Data excerpts:

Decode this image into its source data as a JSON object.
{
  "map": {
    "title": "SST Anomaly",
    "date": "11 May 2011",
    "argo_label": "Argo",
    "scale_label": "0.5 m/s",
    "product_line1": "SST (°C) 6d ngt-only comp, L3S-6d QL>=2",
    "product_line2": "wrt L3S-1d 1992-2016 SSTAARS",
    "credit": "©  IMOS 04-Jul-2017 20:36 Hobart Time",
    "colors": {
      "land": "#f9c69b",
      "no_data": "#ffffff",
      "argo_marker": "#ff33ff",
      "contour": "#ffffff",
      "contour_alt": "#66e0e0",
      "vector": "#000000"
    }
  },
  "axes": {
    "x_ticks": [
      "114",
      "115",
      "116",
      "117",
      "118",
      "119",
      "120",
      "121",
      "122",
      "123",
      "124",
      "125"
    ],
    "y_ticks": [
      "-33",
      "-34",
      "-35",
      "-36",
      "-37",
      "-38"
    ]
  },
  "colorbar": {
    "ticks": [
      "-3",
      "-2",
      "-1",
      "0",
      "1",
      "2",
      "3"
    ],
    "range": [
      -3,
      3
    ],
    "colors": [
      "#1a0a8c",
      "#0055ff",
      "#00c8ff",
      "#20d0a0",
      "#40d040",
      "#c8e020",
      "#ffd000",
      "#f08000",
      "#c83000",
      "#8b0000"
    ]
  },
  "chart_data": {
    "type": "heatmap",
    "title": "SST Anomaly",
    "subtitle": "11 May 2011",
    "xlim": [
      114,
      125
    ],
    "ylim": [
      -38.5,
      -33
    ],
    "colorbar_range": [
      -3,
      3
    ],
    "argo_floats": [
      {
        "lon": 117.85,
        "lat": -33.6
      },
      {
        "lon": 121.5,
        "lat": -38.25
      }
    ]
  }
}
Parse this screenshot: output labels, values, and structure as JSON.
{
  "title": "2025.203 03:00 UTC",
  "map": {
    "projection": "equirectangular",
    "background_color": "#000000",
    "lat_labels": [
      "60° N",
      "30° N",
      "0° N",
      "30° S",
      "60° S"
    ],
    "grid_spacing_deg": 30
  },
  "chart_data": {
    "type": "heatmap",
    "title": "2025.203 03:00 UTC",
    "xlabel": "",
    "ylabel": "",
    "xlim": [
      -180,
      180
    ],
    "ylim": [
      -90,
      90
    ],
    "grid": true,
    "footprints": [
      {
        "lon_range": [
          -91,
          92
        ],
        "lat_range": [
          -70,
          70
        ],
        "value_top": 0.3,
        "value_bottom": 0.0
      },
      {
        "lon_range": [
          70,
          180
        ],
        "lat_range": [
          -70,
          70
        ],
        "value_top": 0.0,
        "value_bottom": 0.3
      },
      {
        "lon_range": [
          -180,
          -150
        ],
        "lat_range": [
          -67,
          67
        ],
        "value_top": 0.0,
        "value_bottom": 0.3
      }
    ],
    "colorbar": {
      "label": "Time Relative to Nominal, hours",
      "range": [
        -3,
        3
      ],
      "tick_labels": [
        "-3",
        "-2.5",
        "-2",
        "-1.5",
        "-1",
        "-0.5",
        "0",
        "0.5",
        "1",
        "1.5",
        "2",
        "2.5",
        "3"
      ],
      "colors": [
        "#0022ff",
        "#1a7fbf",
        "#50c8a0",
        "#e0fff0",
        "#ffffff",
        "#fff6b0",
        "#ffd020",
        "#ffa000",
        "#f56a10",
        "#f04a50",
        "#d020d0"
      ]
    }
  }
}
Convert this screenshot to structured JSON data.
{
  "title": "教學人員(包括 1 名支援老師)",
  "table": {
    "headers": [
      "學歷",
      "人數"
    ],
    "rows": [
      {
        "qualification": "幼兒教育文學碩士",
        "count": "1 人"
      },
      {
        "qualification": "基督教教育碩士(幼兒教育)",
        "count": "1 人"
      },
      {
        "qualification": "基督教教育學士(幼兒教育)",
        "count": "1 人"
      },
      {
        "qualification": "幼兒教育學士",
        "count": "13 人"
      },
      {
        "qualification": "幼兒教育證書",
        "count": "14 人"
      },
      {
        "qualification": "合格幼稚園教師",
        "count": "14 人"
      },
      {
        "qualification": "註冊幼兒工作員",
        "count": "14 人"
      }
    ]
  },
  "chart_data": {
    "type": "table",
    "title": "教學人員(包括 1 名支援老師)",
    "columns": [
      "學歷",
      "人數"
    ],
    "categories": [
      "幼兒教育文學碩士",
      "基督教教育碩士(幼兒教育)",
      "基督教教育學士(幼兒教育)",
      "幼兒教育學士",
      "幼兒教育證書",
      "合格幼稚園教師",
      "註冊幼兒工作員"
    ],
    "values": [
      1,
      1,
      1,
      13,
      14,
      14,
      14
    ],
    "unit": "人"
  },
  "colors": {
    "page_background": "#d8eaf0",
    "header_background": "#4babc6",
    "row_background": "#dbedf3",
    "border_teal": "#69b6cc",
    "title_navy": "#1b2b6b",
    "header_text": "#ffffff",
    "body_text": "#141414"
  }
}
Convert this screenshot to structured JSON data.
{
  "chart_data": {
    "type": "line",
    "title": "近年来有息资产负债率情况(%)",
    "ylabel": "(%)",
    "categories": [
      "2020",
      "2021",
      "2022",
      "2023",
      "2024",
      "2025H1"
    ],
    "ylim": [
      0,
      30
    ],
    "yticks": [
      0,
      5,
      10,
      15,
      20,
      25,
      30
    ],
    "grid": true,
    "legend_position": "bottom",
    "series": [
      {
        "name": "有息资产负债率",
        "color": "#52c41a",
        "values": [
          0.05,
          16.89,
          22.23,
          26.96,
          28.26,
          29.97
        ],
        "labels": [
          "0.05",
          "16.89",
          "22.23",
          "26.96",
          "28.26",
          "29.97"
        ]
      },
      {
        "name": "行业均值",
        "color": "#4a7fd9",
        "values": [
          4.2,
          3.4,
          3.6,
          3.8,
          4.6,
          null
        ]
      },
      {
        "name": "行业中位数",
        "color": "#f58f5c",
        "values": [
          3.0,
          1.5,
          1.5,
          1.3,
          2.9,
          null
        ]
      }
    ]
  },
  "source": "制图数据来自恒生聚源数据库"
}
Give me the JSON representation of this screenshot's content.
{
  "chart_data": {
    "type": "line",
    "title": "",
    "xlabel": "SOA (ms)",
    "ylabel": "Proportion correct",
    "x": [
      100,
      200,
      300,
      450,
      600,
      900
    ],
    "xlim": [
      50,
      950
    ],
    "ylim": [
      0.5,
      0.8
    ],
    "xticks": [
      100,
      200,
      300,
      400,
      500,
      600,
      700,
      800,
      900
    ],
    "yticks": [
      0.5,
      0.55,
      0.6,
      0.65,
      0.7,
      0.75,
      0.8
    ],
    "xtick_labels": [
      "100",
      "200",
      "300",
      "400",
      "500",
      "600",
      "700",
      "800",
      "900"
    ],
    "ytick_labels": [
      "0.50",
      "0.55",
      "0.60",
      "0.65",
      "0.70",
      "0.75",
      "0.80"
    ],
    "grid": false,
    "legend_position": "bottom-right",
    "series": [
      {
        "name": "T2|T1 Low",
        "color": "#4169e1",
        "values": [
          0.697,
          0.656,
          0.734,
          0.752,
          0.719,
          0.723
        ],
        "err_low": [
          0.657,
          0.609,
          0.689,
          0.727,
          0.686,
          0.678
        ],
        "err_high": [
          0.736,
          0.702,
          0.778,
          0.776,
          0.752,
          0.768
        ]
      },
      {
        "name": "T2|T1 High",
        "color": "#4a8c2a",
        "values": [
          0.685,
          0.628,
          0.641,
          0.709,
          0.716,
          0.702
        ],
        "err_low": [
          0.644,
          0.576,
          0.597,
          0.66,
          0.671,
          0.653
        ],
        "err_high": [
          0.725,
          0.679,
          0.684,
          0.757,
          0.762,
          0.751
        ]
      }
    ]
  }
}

Directions for this task:
Write every line of the material above again, exactly.

Solved problem:
Decode this image into its source data as a JSON object.
{
  "map": {
    "title": "SST Anomaly",
    "date": "11 May 2011",
    "argo_label": "Argo",
    "scale_label": "0.5 m/s",
    "product_line1": "SST (°C) 6d ngt-only comp, L3S-6d QL>=2",
    "product_line2": "wrt L3S-1d 1992-2016 SSTAARS",
    "credit": "©  IMOS 04-Jul-2017 20:36 Hobart Time",
    "colors": {
      "land": "#f9c69b",
      "no_data": "#ffffff",
      "argo_marker": "#ff33ff",
      "contour": "#ffffff",
      "contour_alt": "#66e0e0",
      "vector": "#000000"
    }
  },
  "axes": {
    "x_ticks": [
      "114",
      "115",
      "116",
      "117",
      "118",
      "119",
      "120",
      "121",
      "122",
      "123",
      "124",
      "125"
    ],
    "y_ticks": [
      "-33",
      "-34",
      "-35",
      "-36",
      "-37",
      "-38"
    ]
  },
  "colorbar": {
    "ticks": [
      "-3",
      "-2",
      "-1",
      "0",
      "1",
      "2",
      "3"
    ],
    "range": [
      -3,
      3
    ],
    "colors": [
      "#1a0a8c",
      "#0055ff",
      "#00c8ff",
      "#20d0a0",
      "#40d040",
      "#c8e020",
      "#ffd000",
      "#f08000",
      "#c83000",
      "#8b0000"
    ]
  },
  "chart_data": {
    "type": "heatmap",
    "title": "SST Anomaly",
    "subtitle": "11 May 2011",
    "xlim": [
      114,
      125
    ],
    "ylim": [
      -38.5,
      -33
    ],
    "colorbar_range": [
      -3,
      3
    ],
    "argo_floats": [
      {
        "lon": 117.85,
        "lat": -33.6
      },
      {
        "lon": 121.5,
        "lat": -38.25
      }
    ]
  }
}
Parse this screenshot: output labels, values, and structure as JSON.
{
  "title": "2025.203 03:00 UTC",
  "map": {
    "projection": "equirectangular",
    "background_color": "#000000",
    "lat_labels": [
      "60° N",
      "30° N",
      "0° N",
      "30° S",
      "60° S"
    ],
    "grid_spacing_deg": 30
  },
  "chart_data": {
    "type": "heatmap",
    "title": "2025.203 03:00 UTC",
    "xlabel": "",
    "ylabel": "",
    "xlim": [
      -180,
      180
    ],
    "ylim": [
      -90,
      90
    ],
    "grid": true,
    "footprints": [
      {
        "lon_range": [
          -91,
          92
        ],
        "lat_range": [
          -70,
          70
        ],
        "value_top": 0.3,
        "value_bottom": 0.0
      },
      {
        "lon_range": [
          70,
          180
        ],
        "lat_range": [
          -70,
          70
        ],
        "value_top": 0.0,
        "value_bottom": 0.3
      },
      {
        "lon_range": [
          -180,
          -150
        ],
        "lat_range": [
          -67,
          67
        ],
        "value_top": 0.0,
        "value_bottom": 0.3
      }
    ],
    "colorbar": {
      "label": "Time Relative to Nominal, hours",
      "range": [
        -3,
        3
      ],
      "tick_labels": [
        "-3",
        "-2.5",
        "-2",
        "-1.5",
        "-1",
        "-0.5",
        "0",
        "0.5",
        "1",
        "1.5",
        "2",
        "2.5",
        "3"
      ],
      "colors": [
        "#0022ff",
        "#1a7fbf",
        "#50c8a0",
        "#e0fff0",
        "#ffffff",
        "#fff6b0",
        "#ffd020",
        "#ffa000",
        "#f56a10",
        "#f04a50",
        "#d020d0"
      ]
    }
  }
}
Convert this screenshot to structured JSON data.
{
  "title": "教學人員(包括 1 名支援老師)",
  "table": {
    "headers": [
      "學歷",
      "人數"
    ],
    "rows": [
      {
        "qualification": "幼兒教育文學碩士",
        "count": "1 人"
      },
      {
        "qualification": "基督教教育碩士(幼兒教育)",
        "count": "1 人"
      },
      {
        "qualification": "基督教教育學士(幼兒教育)",
        "count": "1 人"
      },
      {
        "qualification": "幼兒教育學士",
        "count": "13 人"
      },
      {
        "qualification": "幼兒教育證書",
        "count": "14 人"
      },
      {
        "qualification": "合格幼稚園教師",
        "count": "14 人"
      },
      {
        "qualification": "註冊幼兒工作員",
        "count": "14 人"
      }
    ]
  },
  "chart_data": {
    "type": "table",
    "title": "教學人員(包括 1 名支援老師)",
    "columns": [
      "學歷",
      "人數"
    ],
    "categories": [
      "幼兒教育文學碩士",
      "基督教教育碩士(幼兒教育)",
      "基督教教育學士(幼兒教育)",
      "幼兒教育學士",
      "幼兒教育證書",
      "合格幼稚園教師",
      "註冊幼兒工作員"
    ],
    "values": [
      1,
      1,
      1,
      13,
      14,
      14,
      14
    ],
    "unit": "人"
  },
  "colors": {
    "page_background": "#d8eaf0",
    "header_background": "#4babc6",
    "row_background": "#dbedf3",
    "border_teal": "#69b6cc",
    "title_navy": "#1b2b6b",
    "header_text": "#ffffff",
    "body_text": "#141414"
  }
}
Convert this screenshot to structured JSON data.
{
  "chart_data": {
    "type": "line",
    "title": "近年来有息资产负债率情况(%)",
    "ylabel": "(%)",
    "categories": [
      "2020",
      "2021",
      "2022",
      "2023",
      "2024",
      "2025H1"
    ],
    "ylim": [
      0,
      30
    ],
    "yticks": [
      0,
      5,
      10,
      15,
      20,
      25,
      30
    ],
    "grid": true,
    "legend_position": "bottom",
    "series": [
      {
        "name": "有息资产负债率",
        "color": "#52c41a",
        "values": [
          0.05,
          16.89,
          22.23,
          26.96,
          28.26,
          29.97
        ],
        "labels": [
          "0.05",
          "16.89",
          "22.23",
          "26.96",
          "28.26",
          "29.97"
        ]
      },
      {
        "name": "行业均值",
        "color": "#4a7fd9",
        "values": [
          4.2,
          3.4,
          3.6,
          3.8,
          4.6,
          null
        ]
      },
      {
        "name": "行业中位数",
        "color": "#f58f5c",
        "values": [
          3.0,
          1.5,
          1.5,
          1.3,
          2.9,
          null
        ]
      }
    ]
  },
  "source": "制图数据来自恒生聚源数据库"
}
Give me the JSON representation of this screenshot's content.
{
  "chart_data": {
    "type": "line",
    "title": "",
    "xlabel": "SOA (ms)",
    "ylabel": "Proportion correct",
    "x": [
      100,
      200,
      300,
      450,
      600,
      900
    ],
    "xlim": [
      50,
      950
    ],
    "ylim": [
      0.5,
      0.8
    ],
    "xticks": [
      100,
      200,
      300,
      400,
      500,
      600,
      700,
      800,
      900
    ],
    "yticks": [
      0.5,
      0.55,
      0.6,
      0.65,
      0.7,
      0.75,
      0.8
    ],
    "xtick_labels": [
      "100",
      "200",
      "300",
      "400",
      "500",
      "600",
      "700",
      "800",
      "900"
    ],
    "ytick_labels": [
      "0.50",
      "0.55",
      "0.60",
      "0.65",
      "0.70",
      "0.75",
      "0.80"
    ],
    "grid": false,
    "legend_position": "bottom-right",
    "series": [
      {
        "name": "T2|T1 Low",
        "color": "#4169e1",
        "values": [
          0.697,
          0.656,
          0.734,
          0.752,
          0.719,
          0.723
        ],
        "err_low": [
          0.657,
          0.609,
          0.689,
          0.727,
          0.686,
          0.678
        ],
        "err_high": [
          0.736,
          0.702,
          0.778,
          0.776,
          0.752,
          0.768
        ]
      },
      {
        "name": "T2|T1 High",
        "color": "#4a8c2a",
        "values": [
          0.685,
          0.628,
          0.641,
          0.709,
          0.716,
          0.702
        ],
        "err_low": [
          0.644,
          0.576,
          0.597,
          0.66,
          0.671,
          0.653
        ],
        "err_high": [
          0.725,
          0.679,
          0.684,
          0.757,
          0.762,
          0.751
        ]
      }
    ]
  }
}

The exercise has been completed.